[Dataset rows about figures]
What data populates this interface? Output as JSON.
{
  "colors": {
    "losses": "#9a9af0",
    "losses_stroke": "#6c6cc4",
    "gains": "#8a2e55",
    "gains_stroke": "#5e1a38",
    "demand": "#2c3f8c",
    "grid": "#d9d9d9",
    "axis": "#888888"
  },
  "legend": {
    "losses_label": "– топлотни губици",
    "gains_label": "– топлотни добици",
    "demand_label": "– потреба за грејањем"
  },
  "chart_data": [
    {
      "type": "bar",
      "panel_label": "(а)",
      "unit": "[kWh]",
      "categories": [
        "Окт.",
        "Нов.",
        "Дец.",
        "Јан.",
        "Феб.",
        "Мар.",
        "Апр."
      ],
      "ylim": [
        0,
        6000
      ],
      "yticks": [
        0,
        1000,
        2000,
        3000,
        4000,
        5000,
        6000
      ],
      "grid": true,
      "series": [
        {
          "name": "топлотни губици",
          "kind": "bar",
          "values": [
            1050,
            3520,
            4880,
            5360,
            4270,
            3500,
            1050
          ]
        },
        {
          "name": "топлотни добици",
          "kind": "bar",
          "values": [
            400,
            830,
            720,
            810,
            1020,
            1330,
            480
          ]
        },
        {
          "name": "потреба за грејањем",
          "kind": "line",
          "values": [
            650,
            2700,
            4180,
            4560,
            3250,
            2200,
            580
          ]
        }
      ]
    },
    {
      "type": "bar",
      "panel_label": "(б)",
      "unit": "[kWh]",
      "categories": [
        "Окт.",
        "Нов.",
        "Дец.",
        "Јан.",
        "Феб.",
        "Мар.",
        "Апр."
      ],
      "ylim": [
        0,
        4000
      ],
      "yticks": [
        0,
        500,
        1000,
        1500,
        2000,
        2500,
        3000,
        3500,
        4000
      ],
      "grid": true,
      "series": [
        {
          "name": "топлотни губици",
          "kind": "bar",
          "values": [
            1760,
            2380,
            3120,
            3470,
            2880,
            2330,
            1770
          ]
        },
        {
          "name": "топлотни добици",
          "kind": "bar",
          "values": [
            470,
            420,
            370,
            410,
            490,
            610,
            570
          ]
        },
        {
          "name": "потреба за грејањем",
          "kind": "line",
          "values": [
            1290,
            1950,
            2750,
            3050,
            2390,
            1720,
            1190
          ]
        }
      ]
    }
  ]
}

* **Stated task**
Extract all of the data above and output it character for character.

* **Full response**
What data populates this interface? Output as JSON.
{
  "colors": {
    "losses": "#9a9af0",
    "losses_stroke": "#6c6cc4",
    "gains": "#8a2e55",
    "gains_stroke": "#5e1a38",
    "demand": "#2c3f8c",
    "grid": "#d9d9d9",
    "axis": "#888888"
  },
  "legend": {
    "losses_label": "– топлотни губици",
    "gains_label": "– топлотни добици",
    "demand_label": "– потреба за грејањем"
  },
  "chart_data": [
    {
      "type": "bar",
      "panel_label": "(а)",
      "unit": "[kWh]",
      "categories": [
        "Окт.",
        "Нов.",
        "Дец.",
        "Јан.",
        "Феб.",
        "Мар.",
        "Апр."
      ],
      "ylim": [
        0,
        6000
      ],
      "yticks": [
        0,
        1000,
        2000,
        3000,
        4000,
        5000,
        6000
      ],
      "grid": true,
      "series": [
        {
          "name": "топлотни губици",
          "kind": "bar",
          "values": [
            1050,
            3520,
            4880,
            5360,
            4270,
            3500,
            1050
          ]
        },
        {
          "name": "топлотни добици",
          "kind": "bar",
          "values": [
            400,
            830,
            720,
            810,
            1020,
            1330,
            480
          ]
        },
        {
          "name": "потреба за грејањем",
          "kind": "line",
          "values": [
            650,
            2700,
            4180,
            4560,
            3250,
            2200,
            580
          ]
        }
      ]
    },
    {
      "type": "bar",
      "panel_label": "(б)",
      "unit": "[kWh]",
      "categories": [
        "Окт.",
        "Нов.",
        "Дец.",
        "Јан.",
        "Феб.",
        "Мар.",
        "Апр."
      ],
      "ylim": [
        0,
        4000
      ],
      "yticks": [
        0,
        500,
        1000,
        1500,
        2000,
        2500,
        3000,
        3500,
        4000
      ],
      "grid": true,
      "series": [
        {
          "name": "топлотни губици",
          "kind": "bar",
          "values": [
            1760,
            2380,
            3120,
            3470,
            2880,
            2330,
            1770
          ]
        },
        {
          "name": "топлотни добици",
          "kind": "bar",
          "values": [
            470,
            420,
            370,
            410,
            490,
            610,
            570
          ]
        },
        {
          "name": "потреба за грејањем",
          "kind": "line",
          "values": [
            1290,
            1950,
            2750,
            3050,
            2390,
            1720,
            1190
          ]
        }
      ]
    }
  ]
}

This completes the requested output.